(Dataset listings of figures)
■ ■ ■
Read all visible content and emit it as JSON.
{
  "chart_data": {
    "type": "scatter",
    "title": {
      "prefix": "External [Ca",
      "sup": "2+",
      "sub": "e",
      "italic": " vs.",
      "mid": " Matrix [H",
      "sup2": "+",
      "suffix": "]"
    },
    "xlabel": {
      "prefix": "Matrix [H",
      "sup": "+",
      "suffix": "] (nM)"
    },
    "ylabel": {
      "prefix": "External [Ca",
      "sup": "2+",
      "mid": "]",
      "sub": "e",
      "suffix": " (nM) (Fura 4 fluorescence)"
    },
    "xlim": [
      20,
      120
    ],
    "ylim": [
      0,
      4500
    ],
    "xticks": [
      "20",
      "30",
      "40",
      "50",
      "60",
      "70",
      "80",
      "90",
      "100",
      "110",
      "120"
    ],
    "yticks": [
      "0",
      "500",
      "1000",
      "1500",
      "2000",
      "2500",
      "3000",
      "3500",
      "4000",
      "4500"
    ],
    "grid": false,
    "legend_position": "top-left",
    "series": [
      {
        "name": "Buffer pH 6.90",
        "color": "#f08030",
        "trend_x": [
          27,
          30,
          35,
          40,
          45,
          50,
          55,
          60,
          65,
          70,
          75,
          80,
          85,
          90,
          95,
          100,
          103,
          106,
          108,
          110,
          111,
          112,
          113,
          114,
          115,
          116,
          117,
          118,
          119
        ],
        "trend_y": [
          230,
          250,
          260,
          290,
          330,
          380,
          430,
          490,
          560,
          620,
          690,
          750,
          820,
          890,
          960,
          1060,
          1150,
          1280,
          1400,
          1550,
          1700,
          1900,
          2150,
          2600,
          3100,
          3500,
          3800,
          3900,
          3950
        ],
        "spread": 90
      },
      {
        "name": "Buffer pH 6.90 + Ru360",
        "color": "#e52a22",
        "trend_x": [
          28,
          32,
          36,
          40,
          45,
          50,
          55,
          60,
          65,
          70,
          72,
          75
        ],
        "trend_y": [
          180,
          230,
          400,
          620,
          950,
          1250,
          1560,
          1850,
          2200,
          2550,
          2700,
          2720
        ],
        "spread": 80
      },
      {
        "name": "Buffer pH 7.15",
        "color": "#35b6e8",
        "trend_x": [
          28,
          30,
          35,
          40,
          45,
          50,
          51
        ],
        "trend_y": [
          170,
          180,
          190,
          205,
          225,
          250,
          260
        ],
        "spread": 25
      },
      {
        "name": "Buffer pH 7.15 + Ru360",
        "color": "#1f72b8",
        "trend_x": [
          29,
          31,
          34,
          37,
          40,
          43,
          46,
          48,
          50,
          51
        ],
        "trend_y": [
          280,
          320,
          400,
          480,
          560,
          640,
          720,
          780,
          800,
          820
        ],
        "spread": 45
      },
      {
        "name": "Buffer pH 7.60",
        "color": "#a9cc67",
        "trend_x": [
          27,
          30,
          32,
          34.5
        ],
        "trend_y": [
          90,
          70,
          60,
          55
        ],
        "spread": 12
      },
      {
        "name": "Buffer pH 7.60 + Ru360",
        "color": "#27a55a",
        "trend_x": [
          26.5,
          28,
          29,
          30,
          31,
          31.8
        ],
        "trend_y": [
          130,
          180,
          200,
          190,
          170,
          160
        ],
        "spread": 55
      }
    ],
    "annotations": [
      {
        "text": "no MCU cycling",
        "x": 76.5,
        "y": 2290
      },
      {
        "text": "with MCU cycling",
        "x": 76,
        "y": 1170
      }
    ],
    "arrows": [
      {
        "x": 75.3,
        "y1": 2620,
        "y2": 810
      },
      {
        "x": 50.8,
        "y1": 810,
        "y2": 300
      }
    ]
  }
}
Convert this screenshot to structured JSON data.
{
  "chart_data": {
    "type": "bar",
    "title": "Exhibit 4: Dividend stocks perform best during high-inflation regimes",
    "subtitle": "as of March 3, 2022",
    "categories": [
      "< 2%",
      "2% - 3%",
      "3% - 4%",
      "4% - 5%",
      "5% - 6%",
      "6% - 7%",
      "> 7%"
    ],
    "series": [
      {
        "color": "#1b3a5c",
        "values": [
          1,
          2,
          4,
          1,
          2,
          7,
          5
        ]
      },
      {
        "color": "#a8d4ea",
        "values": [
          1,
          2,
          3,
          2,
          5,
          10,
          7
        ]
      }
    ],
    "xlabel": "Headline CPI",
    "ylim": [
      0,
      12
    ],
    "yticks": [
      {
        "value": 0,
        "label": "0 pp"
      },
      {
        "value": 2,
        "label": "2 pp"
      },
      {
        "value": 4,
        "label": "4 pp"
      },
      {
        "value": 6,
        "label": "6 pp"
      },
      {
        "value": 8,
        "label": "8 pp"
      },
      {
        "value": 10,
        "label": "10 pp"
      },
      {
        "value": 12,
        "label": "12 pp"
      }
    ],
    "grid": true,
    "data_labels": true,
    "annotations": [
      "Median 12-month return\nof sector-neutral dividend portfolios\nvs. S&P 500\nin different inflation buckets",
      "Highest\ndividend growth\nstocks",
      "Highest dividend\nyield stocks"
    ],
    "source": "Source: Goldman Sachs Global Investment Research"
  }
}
■ ■ ■
What to work on — Transcribe the full listing above without leaving anything out.

Output of the exercise —
Read all visible content and emit it as JSON.
{
  "chart_data": {
    "type": "scatter",
    "title": {
      "prefix": "External [Ca",
      "sup": "2+",
      "sub": "e",
      "italic": " vs.",
      "mid": " Matrix [H",
      "sup2": "+",
      "suffix": "]"
    },
    "xlabel": {
      "prefix": "Matrix [H",
      "sup": "+",
      "suffix": "] (nM)"
    },
    "ylabel": {
      "prefix": "External [Ca",
      "sup": "2+",
      "mid": "]",
      "sub": "e",
      "suffix": " (nM) (Fura 4 fluorescence)"
    },
    "xlim": [
      20,
      120
    ],
    "ylim": [
      0,
      4500
    ],
    "xticks": [
      "20",
      "30",
      "40",
      "50",
      "60",
      "70",
      "80",
      "90",
      "100",
      "110",
      "120"
    ],
    "yticks": [
      "0",
      "500",
      "1000",
      "1500",
      "2000",
      "2500",
      "3000",
      "3500",
      "4000",
      "4500"
    ],
    "grid": false,
    "legend_position": "top-left",
    "series": [
      {
        "name": "Buffer pH 6.90",
        "color": "#f08030",
        "trend_x": [
          27,
          30,
          35,
          40,
          45,
          50,
          55,
          60,
          65,
          70,
          75,
          80,
          85,
          90,
          95,
          100,
          103,
          106,
          108,
          110,
          111,
          112,
          113,
          114,
          115,
          116,
          117,
          118,
          119
        ],
        "trend_y": [
          230,
          250,
          260,
          290,
          330,
          380,
          430,
          490,
          560,
          620,
          690,
          750,
          820,
          890,
          960,
          1060,
          1150,
          1280,
          1400,
          1550,
          1700,
          1900,
          2150,
          2600,
          3100,
          3500,
          3800,
          3900,
          3950
        ],
        "spread": 90
      },
      {
        "name": "Buffer pH 6.90 + Ru360",
        "color": "#e52a22",
        "trend_x": [
          28,
          32,
          36,
          40,
          45,
          50,
          55,
          60,
          65,
          70,
          72,
          75
        ],
        "trend_y": [
          180,
          230,
          400,
          620,
          950,
          1250,
          1560,
          1850,
          2200,
          2550,
          2700,
          2720
        ],
        "spread": 80
      },
      {
        "name": "Buffer pH 7.15",
        "color": "#35b6e8",
        "trend_x": [
          28,
          30,
          35,
          40,
          45,
          50,
          51
        ],
        "trend_y": [
          170,
          180,
          190,
          205,
          225,
          250,
          260
        ],
        "spread": 25
      },
      {
        "name": "Buffer pH 7.15 + Ru360",
        "color": "#1f72b8",
        "trend_x": [
          29,
          31,
          34,
          37,
          40,
          43,
          46,
          48,
          50,
          51
        ],
        "trend_y": [
          280,
          320,
          400,
          480,
          560,
          640,
          720,
          780,
          800,
          820
        ],
        "spread": 45
      },
      {
        "name": "Buffer pH 7.60",
        "color": "#a9cc67",
        "trend_x": [
          27,
          30,
          32,
          34.5
        ],
        "trend_y": [
          90,
          70,
          60,
          55
        ],
        "spread": 12
      },
      {
        "name": "Buffer pH 7.60 + Ru360",
        "color": "#27a55a",
        "trend_x": [
          26.5,
          28,
          29,
          30,
          31,
          31.8
        ],
        "trend_y": [
          130,
          180,
          200,
          190,
          170,
          160
        ],
        "spread": 55
      }
    ],
    "annotations": [
      {
        "text": "no MCU cycling",
        "x": 76.5,
        "y": 2290
      },
      {
        "text": "with MCU cycling",
        "x": 76,
        "y": 1170
      }
    ],
    "arrows": [
      {
        "x": 75.3,
        "y1": 2620,
        "y2": 810
      },
      {
        "x": 50.8,
        "y1": 810,
        "y2": 300
      }
    ]
  }
}
Convert this screenshot to structured JSON data.
{
  "chart_data": {
    "type": "bar",
    "title": "Exhibit 4: Dividend stocks perform best during high-inflation regimes",
    "subtitle": "as of March 3, 2022",
    "categories": [
      "< 2%",
      "2% - 3%",
      "3% - 4%",
      "4% - 5%",
      "5% - 6%",
      "6% - 7%",
      "> 7%"
    ],
    "series": [
      {
        "color": "#1b3a5c",
        "values": [
          1,
          2,
          4,
          1,
          2,
          7,
          5
        ]
      },
      {
        "color": "#a8d4ea",
        "values": [
          1,
          2,
          3,
          2,
          5,
          10,
          7
        ]
      }
    ],
    "xlabel": "Headline CPI",
    "ylim": [
      0,
      12
    ],
    "yticks": [
      {
        "value": 0,
        "label": "0 pp"
      },
      {
        "value": 2,
        "label": "2 pp"
      },
      {
        "value": 4,
        "label": "4 pp"
      },
      {
        "value": 6,
        "label": "6 pp"
      },
      {
        "value": 8,
        "label": "8 pp"
      },
      {
        "value": 10,
        "label": "10 pp"
      },
      {
        "value": 12,
        "label": "12 pp"
      }
    ],
    "grid": true,
    "data_labels": true,
    "annotations": [
      "Median 12-month return\nof sector-neutral dividend portfolios\nvs. S&P 500\nin different inflation buckets",
      "Highest\ndividend growth\nstocks",
      "Highest dividend\nyield stocks"
    ],
    "source": "Source: Goldman Sachs Global Investment Research"
  }
}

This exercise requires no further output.